Please tally the lines in the records that include the word "List" and answer with the bare number.

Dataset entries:
↓↓↓

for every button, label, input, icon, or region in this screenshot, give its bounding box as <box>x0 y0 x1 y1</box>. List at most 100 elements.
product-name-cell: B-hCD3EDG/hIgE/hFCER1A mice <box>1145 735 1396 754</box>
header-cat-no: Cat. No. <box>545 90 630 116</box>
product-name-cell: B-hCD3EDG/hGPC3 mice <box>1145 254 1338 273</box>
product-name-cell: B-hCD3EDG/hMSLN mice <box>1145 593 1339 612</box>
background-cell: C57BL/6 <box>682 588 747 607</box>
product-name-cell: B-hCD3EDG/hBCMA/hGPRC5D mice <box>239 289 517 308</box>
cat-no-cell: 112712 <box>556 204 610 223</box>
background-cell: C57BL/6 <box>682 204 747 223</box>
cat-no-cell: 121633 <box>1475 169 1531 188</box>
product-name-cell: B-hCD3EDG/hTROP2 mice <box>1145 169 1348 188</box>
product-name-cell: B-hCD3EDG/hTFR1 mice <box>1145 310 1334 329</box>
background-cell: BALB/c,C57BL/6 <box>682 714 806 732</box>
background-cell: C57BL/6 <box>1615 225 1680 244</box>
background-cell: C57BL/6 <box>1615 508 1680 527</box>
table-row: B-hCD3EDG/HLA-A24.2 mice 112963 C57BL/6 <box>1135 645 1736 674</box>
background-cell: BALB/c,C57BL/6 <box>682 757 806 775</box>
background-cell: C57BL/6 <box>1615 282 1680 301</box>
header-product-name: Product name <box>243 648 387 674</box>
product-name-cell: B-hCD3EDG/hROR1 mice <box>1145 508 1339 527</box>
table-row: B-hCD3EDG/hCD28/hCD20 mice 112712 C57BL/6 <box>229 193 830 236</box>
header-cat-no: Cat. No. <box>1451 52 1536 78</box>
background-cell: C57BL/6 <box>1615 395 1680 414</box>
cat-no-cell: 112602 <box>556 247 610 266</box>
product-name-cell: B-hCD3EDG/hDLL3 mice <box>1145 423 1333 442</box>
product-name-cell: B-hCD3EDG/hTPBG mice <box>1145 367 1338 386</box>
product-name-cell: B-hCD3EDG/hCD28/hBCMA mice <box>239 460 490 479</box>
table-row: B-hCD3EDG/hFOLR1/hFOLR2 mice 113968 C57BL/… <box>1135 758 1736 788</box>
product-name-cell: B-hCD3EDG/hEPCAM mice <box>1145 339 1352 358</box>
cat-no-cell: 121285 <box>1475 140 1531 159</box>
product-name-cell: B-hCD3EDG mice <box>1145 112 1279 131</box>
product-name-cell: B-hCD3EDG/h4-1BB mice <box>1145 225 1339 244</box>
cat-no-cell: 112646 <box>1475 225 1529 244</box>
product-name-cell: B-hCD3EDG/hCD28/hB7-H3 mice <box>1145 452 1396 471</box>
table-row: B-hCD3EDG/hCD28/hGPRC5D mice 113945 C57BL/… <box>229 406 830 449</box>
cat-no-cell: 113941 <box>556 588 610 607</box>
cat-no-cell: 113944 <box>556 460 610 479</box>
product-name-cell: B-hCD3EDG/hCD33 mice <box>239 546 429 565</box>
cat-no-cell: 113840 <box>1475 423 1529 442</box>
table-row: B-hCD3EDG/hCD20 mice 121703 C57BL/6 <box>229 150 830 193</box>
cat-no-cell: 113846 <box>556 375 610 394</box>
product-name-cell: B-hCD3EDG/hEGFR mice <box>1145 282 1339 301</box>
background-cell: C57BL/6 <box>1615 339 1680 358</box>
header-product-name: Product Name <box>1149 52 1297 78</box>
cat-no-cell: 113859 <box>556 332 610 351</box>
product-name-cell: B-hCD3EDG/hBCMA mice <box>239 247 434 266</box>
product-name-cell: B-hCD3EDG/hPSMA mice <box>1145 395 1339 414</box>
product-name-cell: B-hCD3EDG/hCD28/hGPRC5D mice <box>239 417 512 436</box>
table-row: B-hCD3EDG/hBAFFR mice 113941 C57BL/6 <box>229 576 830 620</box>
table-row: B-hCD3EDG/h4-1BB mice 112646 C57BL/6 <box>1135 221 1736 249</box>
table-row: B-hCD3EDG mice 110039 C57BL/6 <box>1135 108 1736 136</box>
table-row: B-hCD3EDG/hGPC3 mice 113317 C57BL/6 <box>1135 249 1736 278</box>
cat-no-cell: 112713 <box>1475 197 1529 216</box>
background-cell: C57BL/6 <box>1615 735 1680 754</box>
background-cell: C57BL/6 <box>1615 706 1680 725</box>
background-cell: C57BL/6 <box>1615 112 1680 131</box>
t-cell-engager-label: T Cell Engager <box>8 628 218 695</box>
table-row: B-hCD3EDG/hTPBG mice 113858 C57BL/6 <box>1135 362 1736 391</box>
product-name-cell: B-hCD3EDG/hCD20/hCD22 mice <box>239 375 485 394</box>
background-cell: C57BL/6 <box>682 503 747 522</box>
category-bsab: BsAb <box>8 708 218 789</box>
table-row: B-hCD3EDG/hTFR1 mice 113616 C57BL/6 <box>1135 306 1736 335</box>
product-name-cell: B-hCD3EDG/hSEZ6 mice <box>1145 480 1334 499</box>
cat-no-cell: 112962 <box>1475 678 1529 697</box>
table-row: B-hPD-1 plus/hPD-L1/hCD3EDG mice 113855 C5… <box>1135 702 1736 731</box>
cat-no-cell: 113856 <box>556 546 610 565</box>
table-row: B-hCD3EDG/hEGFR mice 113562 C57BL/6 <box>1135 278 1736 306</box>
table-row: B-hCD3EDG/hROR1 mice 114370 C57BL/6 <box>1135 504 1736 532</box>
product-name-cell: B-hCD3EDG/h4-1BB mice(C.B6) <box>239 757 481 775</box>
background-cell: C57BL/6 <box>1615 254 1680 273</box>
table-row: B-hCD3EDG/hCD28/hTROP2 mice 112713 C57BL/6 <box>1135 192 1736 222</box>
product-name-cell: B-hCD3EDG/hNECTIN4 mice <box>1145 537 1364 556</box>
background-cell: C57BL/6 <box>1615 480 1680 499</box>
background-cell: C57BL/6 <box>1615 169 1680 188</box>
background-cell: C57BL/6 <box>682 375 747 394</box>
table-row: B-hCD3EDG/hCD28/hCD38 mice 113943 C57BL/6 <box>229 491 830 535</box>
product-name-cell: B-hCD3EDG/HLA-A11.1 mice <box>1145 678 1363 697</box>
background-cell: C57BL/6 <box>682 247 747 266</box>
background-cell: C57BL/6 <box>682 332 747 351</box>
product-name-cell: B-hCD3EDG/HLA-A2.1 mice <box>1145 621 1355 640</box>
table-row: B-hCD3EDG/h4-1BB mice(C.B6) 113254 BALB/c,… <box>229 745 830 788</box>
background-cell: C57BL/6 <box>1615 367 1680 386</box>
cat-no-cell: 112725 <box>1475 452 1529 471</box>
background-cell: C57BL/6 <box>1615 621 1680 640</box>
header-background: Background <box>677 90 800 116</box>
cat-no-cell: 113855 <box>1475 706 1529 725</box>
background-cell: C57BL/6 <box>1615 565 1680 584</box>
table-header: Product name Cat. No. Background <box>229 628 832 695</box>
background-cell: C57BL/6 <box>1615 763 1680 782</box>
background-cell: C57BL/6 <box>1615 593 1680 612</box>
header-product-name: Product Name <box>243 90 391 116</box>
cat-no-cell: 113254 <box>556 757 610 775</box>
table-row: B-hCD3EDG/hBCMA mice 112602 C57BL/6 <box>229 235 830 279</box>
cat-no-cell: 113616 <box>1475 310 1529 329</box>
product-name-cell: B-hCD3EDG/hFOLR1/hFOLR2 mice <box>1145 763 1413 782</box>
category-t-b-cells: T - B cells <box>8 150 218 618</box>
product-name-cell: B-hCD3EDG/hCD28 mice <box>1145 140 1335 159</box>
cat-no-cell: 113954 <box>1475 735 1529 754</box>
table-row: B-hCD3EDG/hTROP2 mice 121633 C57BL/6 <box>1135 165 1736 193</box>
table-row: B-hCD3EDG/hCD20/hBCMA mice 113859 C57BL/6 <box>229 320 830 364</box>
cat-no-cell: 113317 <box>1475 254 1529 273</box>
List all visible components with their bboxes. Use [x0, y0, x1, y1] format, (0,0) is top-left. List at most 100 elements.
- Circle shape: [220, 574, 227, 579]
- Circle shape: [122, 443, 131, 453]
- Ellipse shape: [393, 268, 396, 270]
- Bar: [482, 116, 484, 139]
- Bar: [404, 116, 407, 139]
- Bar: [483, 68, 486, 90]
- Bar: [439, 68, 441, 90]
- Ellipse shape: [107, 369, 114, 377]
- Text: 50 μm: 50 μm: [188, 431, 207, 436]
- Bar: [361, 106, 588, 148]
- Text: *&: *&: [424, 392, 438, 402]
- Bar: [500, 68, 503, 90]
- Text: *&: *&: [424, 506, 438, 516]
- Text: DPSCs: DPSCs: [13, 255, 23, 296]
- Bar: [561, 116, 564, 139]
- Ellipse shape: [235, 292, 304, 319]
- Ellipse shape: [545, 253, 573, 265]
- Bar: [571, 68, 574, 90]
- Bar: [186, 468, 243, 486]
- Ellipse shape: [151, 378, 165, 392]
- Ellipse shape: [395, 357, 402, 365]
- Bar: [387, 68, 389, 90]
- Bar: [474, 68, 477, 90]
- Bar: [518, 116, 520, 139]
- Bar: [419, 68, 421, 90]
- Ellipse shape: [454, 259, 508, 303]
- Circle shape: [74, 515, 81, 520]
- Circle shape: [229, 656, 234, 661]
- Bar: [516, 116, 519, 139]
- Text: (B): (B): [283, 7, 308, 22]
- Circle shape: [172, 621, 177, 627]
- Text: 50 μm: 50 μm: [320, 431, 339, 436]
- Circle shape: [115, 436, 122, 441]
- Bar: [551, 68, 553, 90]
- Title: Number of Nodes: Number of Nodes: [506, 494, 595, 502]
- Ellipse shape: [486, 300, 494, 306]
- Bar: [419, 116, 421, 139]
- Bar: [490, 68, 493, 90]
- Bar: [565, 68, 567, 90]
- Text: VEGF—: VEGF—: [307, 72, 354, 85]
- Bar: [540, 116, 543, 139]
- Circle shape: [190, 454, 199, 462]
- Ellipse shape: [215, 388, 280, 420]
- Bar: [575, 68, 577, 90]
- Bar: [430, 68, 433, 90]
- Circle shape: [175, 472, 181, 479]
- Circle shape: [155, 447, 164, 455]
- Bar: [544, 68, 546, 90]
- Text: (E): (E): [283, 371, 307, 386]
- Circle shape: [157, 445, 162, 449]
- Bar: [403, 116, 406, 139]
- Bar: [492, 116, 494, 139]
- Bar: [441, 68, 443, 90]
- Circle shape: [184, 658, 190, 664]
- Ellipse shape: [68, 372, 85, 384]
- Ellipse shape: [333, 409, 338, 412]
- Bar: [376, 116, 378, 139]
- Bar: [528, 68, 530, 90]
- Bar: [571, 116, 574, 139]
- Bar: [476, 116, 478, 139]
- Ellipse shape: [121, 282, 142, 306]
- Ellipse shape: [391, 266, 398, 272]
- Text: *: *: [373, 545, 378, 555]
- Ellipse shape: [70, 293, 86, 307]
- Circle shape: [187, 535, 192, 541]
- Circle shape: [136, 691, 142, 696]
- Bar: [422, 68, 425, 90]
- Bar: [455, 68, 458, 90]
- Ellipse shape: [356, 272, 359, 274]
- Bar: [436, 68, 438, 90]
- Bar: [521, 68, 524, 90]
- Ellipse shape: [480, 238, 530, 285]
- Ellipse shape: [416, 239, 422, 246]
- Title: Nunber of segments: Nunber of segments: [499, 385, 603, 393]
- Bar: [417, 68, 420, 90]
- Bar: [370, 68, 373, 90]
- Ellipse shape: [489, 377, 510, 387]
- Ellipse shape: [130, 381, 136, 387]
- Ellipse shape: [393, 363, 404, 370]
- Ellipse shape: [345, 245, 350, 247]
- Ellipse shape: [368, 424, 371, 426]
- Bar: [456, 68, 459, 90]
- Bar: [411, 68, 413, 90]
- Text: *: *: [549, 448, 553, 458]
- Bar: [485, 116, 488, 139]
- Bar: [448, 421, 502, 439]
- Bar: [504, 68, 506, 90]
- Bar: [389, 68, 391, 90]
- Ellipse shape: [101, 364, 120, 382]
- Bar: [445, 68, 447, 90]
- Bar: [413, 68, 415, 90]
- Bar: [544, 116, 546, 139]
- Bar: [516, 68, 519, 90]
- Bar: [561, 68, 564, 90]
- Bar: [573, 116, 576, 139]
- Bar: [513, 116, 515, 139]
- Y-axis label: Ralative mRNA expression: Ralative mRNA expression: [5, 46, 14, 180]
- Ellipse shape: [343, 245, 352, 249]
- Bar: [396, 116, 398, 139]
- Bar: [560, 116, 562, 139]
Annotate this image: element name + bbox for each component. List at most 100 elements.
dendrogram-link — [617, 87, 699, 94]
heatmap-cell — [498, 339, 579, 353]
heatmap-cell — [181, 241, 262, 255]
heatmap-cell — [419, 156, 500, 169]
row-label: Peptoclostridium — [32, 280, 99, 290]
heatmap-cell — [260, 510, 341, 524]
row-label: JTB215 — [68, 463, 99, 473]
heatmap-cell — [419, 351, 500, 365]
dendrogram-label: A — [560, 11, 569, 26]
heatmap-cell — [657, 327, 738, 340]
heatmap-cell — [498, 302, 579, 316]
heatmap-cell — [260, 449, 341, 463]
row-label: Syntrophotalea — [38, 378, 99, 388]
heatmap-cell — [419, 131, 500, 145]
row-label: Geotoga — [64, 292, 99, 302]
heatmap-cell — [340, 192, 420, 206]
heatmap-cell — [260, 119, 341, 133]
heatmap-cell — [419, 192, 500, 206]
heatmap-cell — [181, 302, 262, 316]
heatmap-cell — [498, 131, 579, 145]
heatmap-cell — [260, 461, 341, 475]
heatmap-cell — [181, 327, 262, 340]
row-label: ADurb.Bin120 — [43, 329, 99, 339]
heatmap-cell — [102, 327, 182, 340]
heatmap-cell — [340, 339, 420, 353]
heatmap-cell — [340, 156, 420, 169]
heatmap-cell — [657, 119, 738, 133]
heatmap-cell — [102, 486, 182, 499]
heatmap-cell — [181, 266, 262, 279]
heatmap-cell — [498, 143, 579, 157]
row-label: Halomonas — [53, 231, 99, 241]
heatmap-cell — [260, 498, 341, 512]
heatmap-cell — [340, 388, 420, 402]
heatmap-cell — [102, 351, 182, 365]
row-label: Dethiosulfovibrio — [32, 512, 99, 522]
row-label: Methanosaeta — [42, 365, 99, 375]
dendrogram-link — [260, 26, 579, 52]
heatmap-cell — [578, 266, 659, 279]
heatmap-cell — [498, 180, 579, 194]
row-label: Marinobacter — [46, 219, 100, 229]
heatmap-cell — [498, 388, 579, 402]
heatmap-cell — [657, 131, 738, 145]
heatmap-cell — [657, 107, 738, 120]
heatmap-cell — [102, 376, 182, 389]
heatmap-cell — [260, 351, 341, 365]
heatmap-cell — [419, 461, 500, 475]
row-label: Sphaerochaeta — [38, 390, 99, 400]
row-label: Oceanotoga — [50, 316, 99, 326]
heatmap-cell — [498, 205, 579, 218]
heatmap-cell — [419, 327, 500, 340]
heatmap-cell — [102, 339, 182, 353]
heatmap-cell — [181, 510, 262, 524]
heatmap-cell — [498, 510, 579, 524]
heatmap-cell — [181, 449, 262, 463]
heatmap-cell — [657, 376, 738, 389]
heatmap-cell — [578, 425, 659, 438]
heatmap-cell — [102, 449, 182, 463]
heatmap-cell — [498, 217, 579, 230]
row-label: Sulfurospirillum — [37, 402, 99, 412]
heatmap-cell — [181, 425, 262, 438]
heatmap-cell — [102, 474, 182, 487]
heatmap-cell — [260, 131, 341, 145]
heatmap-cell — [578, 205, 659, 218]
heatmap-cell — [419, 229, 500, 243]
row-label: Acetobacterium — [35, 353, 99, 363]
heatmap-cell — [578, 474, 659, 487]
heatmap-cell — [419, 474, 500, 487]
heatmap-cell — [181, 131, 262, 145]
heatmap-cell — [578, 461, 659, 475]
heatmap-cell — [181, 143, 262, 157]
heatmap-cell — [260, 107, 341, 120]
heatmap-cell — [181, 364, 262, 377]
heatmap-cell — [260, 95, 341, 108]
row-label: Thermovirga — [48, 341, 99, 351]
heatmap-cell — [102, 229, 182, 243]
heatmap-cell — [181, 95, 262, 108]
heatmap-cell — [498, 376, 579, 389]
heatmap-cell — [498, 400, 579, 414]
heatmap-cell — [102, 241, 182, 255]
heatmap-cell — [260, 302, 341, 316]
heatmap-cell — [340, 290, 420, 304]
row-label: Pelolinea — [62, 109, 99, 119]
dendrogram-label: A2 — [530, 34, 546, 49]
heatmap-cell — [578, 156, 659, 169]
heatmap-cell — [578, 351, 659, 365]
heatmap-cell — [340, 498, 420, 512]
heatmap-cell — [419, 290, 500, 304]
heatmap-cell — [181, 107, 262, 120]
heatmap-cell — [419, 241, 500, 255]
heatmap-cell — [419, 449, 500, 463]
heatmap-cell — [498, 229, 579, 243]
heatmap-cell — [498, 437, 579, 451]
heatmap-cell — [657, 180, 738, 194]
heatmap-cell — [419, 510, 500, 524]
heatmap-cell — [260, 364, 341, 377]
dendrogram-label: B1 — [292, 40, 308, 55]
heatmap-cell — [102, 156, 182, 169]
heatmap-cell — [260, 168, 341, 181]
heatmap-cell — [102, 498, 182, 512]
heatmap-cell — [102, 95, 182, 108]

↑↑↑

Solution below: 3